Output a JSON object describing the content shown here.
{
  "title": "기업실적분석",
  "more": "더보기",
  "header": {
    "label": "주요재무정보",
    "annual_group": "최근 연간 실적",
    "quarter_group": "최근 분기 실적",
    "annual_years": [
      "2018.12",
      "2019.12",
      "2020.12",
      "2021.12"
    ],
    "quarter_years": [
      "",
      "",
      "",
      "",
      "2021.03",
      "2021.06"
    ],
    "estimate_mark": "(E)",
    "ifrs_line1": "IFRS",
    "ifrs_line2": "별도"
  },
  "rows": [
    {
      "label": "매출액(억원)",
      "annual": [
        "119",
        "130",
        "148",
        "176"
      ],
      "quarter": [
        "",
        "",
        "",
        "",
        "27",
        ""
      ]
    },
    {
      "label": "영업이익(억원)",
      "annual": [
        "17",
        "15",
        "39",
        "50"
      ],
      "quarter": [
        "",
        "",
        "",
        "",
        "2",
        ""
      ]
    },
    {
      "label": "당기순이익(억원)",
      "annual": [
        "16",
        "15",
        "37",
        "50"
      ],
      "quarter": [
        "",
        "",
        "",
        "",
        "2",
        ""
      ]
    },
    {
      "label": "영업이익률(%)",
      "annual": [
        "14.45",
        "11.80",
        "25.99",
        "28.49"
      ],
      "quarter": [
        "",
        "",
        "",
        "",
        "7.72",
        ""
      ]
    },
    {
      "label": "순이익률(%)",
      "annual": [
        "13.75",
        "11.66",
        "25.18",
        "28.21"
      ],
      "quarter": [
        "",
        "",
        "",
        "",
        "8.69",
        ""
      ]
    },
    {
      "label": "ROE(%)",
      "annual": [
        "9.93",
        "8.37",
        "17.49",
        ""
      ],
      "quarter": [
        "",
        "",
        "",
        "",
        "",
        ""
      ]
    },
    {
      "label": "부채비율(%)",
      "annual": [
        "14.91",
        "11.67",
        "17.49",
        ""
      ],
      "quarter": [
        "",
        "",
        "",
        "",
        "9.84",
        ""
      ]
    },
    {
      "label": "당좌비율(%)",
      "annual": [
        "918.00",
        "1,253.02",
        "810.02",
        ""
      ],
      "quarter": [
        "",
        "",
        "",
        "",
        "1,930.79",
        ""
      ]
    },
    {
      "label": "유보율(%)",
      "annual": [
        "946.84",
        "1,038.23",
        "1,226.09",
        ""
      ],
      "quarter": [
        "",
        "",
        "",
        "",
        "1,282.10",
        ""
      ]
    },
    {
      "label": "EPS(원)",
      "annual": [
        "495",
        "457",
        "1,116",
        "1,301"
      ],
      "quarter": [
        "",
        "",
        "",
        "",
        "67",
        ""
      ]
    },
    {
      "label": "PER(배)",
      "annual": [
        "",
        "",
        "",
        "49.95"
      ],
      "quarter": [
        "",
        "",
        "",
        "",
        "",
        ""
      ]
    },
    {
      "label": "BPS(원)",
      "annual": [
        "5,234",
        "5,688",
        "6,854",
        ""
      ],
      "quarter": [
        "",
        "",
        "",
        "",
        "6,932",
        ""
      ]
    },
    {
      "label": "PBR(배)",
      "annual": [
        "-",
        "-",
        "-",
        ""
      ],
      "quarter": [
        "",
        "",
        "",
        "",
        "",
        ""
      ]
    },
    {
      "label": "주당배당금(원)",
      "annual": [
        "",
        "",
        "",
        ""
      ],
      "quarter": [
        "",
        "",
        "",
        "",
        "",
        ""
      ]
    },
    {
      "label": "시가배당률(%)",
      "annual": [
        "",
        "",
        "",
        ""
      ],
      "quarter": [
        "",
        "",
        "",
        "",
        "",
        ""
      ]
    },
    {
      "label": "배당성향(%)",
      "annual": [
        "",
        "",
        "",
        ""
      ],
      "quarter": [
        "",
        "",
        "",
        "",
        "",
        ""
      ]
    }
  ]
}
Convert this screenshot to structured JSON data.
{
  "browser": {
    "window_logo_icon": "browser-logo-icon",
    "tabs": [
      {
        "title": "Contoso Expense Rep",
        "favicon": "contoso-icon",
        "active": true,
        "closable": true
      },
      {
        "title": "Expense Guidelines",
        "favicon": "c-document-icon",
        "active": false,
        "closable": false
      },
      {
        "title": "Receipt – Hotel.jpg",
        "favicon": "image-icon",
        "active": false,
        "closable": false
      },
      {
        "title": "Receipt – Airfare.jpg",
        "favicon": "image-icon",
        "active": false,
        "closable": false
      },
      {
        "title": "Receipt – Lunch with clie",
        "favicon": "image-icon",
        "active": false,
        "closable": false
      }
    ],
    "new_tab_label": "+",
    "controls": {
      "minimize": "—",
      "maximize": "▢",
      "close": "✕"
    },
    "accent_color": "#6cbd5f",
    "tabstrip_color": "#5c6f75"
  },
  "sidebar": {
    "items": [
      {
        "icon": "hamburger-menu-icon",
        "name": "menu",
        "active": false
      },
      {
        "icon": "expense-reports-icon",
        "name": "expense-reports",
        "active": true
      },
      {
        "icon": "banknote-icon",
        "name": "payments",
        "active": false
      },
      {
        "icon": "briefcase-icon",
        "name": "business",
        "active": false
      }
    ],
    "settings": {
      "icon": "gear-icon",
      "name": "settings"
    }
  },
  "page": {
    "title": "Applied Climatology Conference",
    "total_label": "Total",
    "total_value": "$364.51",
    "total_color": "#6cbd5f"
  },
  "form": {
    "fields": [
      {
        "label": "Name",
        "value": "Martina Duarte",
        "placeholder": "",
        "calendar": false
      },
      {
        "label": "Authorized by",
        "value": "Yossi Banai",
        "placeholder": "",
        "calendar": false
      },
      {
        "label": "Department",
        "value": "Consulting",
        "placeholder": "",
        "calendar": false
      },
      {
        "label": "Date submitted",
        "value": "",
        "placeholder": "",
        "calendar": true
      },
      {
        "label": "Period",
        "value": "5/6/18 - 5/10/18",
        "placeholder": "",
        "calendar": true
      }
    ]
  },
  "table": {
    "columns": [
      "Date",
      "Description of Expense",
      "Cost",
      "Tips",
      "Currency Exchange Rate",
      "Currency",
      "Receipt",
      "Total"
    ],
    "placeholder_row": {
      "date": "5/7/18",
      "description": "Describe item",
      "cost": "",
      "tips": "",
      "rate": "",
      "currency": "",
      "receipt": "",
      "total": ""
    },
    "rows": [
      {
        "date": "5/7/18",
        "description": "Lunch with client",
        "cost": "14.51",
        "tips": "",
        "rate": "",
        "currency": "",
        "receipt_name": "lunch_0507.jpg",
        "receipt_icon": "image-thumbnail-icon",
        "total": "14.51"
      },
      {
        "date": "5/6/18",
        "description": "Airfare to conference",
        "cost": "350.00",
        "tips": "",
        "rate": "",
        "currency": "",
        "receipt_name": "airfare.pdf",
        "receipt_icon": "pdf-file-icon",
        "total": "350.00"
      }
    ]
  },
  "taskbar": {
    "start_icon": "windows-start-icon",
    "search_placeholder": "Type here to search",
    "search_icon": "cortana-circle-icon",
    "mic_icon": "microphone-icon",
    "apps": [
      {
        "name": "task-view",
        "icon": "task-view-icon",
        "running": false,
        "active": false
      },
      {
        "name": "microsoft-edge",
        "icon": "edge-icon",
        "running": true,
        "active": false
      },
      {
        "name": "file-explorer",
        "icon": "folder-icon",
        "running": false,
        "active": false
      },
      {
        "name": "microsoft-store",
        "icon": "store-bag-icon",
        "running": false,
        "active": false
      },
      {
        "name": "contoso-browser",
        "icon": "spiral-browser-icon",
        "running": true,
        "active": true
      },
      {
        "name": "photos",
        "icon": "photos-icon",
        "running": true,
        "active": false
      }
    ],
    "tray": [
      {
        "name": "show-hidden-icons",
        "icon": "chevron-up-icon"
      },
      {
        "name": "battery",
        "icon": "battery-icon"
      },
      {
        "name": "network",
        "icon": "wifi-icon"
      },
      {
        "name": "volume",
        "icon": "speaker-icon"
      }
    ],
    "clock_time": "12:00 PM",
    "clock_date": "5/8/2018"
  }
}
◆ ◆ ◆
| Work required |
Which lines contain the word "with"? Return each of them.

| Result for this task |
        "title": "Receipt – Lunch with clie",
        "description": "Lunch with client",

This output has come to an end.